Dataset
####
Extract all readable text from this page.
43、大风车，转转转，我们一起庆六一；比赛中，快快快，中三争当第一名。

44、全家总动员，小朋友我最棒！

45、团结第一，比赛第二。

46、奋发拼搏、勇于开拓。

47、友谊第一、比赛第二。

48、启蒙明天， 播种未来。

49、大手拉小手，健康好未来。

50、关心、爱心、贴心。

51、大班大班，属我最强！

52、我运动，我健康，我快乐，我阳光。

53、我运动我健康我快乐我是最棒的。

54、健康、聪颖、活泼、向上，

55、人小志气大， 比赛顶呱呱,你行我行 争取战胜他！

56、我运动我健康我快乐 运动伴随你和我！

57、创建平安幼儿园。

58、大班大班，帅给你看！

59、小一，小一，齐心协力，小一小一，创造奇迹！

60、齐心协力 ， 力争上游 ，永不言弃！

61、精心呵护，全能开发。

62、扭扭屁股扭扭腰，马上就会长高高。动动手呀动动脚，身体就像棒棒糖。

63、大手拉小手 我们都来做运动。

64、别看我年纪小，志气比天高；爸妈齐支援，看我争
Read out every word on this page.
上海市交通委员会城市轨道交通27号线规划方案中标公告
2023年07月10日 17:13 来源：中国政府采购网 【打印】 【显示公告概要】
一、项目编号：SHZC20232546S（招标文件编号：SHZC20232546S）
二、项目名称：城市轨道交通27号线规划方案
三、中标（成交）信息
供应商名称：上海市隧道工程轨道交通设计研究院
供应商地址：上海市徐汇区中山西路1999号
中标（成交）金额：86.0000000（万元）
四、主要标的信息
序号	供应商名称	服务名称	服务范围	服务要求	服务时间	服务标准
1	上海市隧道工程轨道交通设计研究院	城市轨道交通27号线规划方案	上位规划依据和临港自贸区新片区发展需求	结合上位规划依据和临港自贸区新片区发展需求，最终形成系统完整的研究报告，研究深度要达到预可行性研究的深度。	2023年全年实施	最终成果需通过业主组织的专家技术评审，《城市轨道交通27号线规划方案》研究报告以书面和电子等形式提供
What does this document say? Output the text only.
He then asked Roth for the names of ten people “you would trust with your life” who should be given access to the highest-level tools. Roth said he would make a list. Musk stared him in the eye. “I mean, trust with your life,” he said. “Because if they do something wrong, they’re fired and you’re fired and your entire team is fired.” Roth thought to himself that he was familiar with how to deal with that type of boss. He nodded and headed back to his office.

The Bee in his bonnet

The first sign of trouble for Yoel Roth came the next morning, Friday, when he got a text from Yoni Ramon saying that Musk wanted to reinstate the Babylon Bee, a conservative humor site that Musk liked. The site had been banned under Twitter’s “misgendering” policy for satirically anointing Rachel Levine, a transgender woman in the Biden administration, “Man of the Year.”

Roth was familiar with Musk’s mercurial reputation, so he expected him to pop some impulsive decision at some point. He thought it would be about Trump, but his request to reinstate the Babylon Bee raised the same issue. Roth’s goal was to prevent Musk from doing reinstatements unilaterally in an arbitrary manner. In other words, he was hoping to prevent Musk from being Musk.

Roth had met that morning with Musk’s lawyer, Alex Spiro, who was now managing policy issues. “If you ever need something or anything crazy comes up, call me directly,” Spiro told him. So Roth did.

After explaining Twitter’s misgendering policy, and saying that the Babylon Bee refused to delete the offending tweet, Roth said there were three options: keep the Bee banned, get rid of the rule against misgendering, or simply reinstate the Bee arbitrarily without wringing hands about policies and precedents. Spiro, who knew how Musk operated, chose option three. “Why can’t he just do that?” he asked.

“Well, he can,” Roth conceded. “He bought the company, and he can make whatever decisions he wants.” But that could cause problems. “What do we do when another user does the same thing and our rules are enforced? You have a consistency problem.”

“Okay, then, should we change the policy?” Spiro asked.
####
Take the lines above and print them exactly.

Complete response
Extract all readable text from this page.
43、大风车，转转转，我们一起庆六一；比赛中，快快快，中三争当第一名。

44、全家总动员，小朋友我最棒！

45、团结第一，比赛第二。

46、奋发拼搏、勇于开拓。

47、友谊第一、比赛第二。

48、启蒙明天， 播种未来。

49、大手拉小手，健康好未来。

50、关心、爱心、贴心。

51、大班大班，属我最强！

52、我运动，我健康，我快乐，我阳光。

53、我运动我健康我快乐我是最棒的。

54、健康、聪颖、活泼、向上，

55、人小志气大， 比赛顶呱呱,你行我行 争取战胜他！

56、我运动我健康我快乐 运动伴随你和我！

57、创建平安幼儿园。

58、大班大班，帅给你看！

59、小一，小一，齐心协力，小一小一，创造奇迹！

60、齐心协力 ， 力争上游 ，永不言弃！

61、精心呵护，全能开发。

62、扭扭屁股扭扭腰，马上就会长高高。动动手呀动动脚，身体就像棒棒糖。

63、大手拉小手 我们都来做运动。

64、别看我年纪小，志气比天高；爸妈齐支援，看我争
Read out every word on this page.
上海市交通委员会城市轨道交通27号线规划方案中标公告
2023年07月10日 17:13 来源：中国政府采购网 【打印】 【显示公告概要】
一、项目编号：SHZC20232546S（招标文件编号：SHZC20232546S）
二、项目名称：城市轨道交通27号线规划方案
三、中标（成交）信息
供应商名称：上海市隧道工程轨道交通设计研究院
供应商地址：上海市徐汇区中山西路1999号
中标（成交）金额：86.0000000（万元）
四、主要标的信息
序号	供应商名称	服务名称	服务范围	服务要求	服务时间	服务标准
1	上海市隧道工程轨道交通设计研究院	城市轨道交通27号线规划方案	上位规划依据和临港自贸区新片区发展需求	结合上位规划依据和临港自贸区新片区发展需求，最终形成系统完整的研究报告，研究深度要达到预可行性研究的深度。	2023年全年实施	最终成果需通过业主组织的专家技术评审，《城市轨道交通27号线规划方案》研究报告以书面和电子等形式提供
What does this document say? Output the text only.
He then asked Roth for the names of ten people “you would trust with your life” who should be given access to the highest-level tools. Roth said he would make a list. Musk stared him in the eye. “I mean, trust with your life,” he said. “Because if they do something wrong, they’re fired and you’re fired and your entire team is fired.” Roth thought to himself that he was familiar with how to deal with that type of boss. He nodded and headed back to his office.

The Bee in his bonnet

The first sign of trouble for Yoel Roth came the next morning, Friday, when he got a text from Yoni Ramon saying that Musk wanted to reinstate the Babylon Bee, a conservative humor site that Musk liked. The site had been banned under Twitter’s “misgendering” policy for satirically anointing Rachel Levine, a transgender woman in the Biden administration, “Man of the Year.”

Roth was familiar with Musk’s mercurial reputation, so he expected him to pop some impulsive decision at some point. He thought it would be about Trump, but his request to reinstate the Babylon Bee raised the same issue. Roth’s goal was to prevent Musk from doing reinstatements unilaterally in an arbitrary manner. In other words, he was hoping to prevent Musk from being Musk.

Roth had met that morning with Musk’s lawyer, Alex Spiro, who was now managing policy issues. “If you ever need something or anything crazy comes up, call me directly,” Spiro told him. So Roth did.

After explaining Twitter’s misgendering policy, and saying that the Babylon Bee refused to delete the offending tweet, Roth said there were three options: keep the Bee banned, get rid of the rule against misgendering, or simply reinstate the Bee arbitrarily without wringing hands about policies and precedents. Spiro, who knew how Musk operated, chose option three. “Why can’t he just do that?” he asked.

“Well, he can,” Roth conceded. “He bought the company, and he can make whatever decisions he wants.” But that could cause problems. “What do we do when another user does the same thing and our rules are enforced? You have a consistency problem.”

“Okay, then, should we change the policy?” Spiro asked.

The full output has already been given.